• Task instructions:
Restate the records below word for word.
((
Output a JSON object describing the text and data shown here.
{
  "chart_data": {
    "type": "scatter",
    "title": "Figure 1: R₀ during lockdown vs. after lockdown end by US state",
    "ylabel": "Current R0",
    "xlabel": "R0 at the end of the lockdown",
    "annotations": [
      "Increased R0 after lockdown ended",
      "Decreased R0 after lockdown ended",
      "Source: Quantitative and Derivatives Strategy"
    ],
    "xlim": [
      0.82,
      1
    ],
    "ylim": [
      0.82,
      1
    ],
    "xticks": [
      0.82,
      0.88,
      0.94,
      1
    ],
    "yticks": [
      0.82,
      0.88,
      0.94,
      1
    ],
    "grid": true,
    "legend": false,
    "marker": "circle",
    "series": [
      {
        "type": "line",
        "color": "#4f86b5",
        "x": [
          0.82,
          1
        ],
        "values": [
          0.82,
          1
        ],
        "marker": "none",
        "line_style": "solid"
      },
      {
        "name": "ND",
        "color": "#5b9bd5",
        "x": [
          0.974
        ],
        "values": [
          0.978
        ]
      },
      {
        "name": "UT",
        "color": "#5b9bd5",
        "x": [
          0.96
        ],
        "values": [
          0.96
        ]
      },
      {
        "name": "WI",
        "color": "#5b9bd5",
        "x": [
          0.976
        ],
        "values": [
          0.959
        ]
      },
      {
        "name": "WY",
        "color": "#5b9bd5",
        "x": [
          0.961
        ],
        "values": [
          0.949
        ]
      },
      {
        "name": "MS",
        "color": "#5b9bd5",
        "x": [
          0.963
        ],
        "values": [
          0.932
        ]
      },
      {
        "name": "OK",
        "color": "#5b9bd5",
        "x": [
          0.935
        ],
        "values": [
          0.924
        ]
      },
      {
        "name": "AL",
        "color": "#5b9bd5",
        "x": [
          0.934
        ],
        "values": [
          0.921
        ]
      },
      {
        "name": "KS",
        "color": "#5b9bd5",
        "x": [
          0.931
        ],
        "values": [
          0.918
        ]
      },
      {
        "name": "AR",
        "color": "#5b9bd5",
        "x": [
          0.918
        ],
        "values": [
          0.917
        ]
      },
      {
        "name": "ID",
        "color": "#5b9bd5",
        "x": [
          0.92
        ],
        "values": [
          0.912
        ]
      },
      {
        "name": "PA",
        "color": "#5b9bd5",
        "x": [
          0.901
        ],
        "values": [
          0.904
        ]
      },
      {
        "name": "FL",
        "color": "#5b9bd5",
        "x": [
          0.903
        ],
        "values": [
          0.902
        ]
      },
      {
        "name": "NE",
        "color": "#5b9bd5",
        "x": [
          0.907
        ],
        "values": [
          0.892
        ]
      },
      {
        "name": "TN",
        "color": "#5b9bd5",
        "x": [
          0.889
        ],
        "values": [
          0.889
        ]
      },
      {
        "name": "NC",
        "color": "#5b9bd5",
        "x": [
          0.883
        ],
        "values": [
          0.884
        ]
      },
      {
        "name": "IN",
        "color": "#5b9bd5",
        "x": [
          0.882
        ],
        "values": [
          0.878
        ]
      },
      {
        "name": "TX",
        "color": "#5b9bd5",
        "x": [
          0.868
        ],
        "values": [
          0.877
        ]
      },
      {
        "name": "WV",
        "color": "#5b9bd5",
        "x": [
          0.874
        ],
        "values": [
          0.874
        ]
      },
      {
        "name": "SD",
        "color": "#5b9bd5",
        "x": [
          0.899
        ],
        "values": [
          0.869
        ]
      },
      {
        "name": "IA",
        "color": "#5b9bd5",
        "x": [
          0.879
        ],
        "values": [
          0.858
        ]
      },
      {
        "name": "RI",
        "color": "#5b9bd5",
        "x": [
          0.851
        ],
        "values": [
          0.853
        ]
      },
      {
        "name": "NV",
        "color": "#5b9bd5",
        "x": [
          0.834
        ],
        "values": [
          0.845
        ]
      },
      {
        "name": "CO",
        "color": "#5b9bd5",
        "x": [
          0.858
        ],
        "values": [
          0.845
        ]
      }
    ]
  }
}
))
• Final result:
Output a JSON object describing the text and data shown here.
{
  "chart_data": {
    "type": "scatter",
    "title": "Figure 1: R₀ during lockdown vs. after lockdown end by US state",
    "ylabel": "Current R0",
    "xlabel": "R0 at the end of the lockdown",
    "annotations": [
      "Increased R0 after lockdown ended",
      "Decreased R0 after lockdown ended",
      "Source: Quantitative and Derivatives Strategy"
    ],
    "xlim": [
      0.82,
      1
    ],
    "ylim": [
      0.82,
      1
    ],
    "xticks": [
      0.82,
      0.88,
      0.94,
      1
    ],
    "yticks": [
      0.82,
      0.88,
      0.94,
      1
    ],
    "grid": true,
    "legend": false,
    "marker": "circle",
    "series": [
      {
        "type": "line",
        "color": "#4f86b5",
        "x": [
          0.82,
          1
        ],
        "values": [
          0.82,
          1
        ],
        "marker": "none",
        "line_style": "solid"
      },
      {
        "name": "ND",
        "color": "#5b9bd5",
        "x": [
          0.974
        ],
        "values": [
          0.978
        ]
      },
      {
        "name": "UT",
        "color": "#5b9bd5",
        "x": [
          0.96
        ],
        "values": [
          0.96
        ]
      },
      {
        "name": "WI",
        "color": "#5b9bd5",
        "x": [
          0.976
        ],
        "values": [
          0.959
        ]
      },
      {
        "name": "WY",
        "color": "#5b9bd5",
        "x": [
          0.961
        ],
        "values": [
          0.949
        ]
      },
      {
        "name": "MS",
        "color": "#5b9bd5",
        "x": [
          0.963
        ],
        "values": [
          0.932
        ]
      },
      {
        "name": "OK",
        "color": "#5b9bd5",
        "x": [
          0.935
        ],
        "values": [
          0.924
        ]
      },
      {
        "name": "AL",
        "color": "#5b9bd5",
        "x": [
          0.934
        ],
        "values": [
          0.921
        ]
      },
      {
        "name": "KS",
        "color": "#5b9bd5",
        "x": [
          0.931
        ],
        "values": [
          0.918
        ]
      },
      {
        "name": "AR",
        "color": "#5b9bd5",
        "x": [
          0.918
        ],
        "values": [
          0.917
        ]
      },
      {
        "name": "ID",
        "color": "#5b9bd5",
        "x": [
          0.92
        ],
        "values": [
          0.912
        ]
      },
      {
        "name": "PA",
        "color": "#5b9bd5",
        "x": [
          0.901
        ],
        "values": [
          0.904
        ]
      },
      {
        "name": "FL",
        "color": "#5b9bd5",
        "x": [
          0.903
        ],
        "values": [
          0.902
        ]
      },
      {
        "name": "NE",
        "color": "#5b9bd5",
        "x": [
          0.907
        ],
        "values": [
          0.892
        ]
      },
      {
        "name": "TN",
        "color": "#5b9bd5",
        "x": [
          0.889
        ],
        "values": [
          0.889
        ]
      },
      {
        "name": "NC",
        "color": "#5b9bd5",
        "x": [
          0.883
        ],
        "values": [
          0.884
        ]
      },
      {
        "name": "IN",
        "color": "#5b9bd5",
        "x": [
          0.882
        ],
        "values": [
          0.878
        ]
      },
      {
        "name": "TX",
        "color": "#5b9bd5",
        "x": [
          0.868
        ],
        "values": [
          0.877
        ]
      },
      {
        "name": "WV",
        "color": "#5b9bd5",
        "x": [
          0.874
        ],
        "values": [
          0.874
        ]
      },
      {
        "name": "SD",
        "color": "#5b9bd5",
        "x": [
          0.899
        ],
        "values": [
          0.869
        ]
      },
      {
        "name": "IA",
        "color": "#5b9bd5",
        "x": [
          0.879
        ],
        "values": [
          0.858
        ]
      },
      {
        "name": "RI",
        "color": "#5b9bd5",
        "x": [
          0.851
        ],
        "values": [
          0.853
        ]
      },
      {
        "name": "NV",
        "color": "#5b9bd5",
        "x": [
          0.834
        ],
        "values": [
          0.845
        ]
      },
      {
        "name": "CO",
        "color": "#5b9bd5",
        "x": [
          0.858
        ],
        "values": [
          0.845
        ]
      }
    ]
  }
}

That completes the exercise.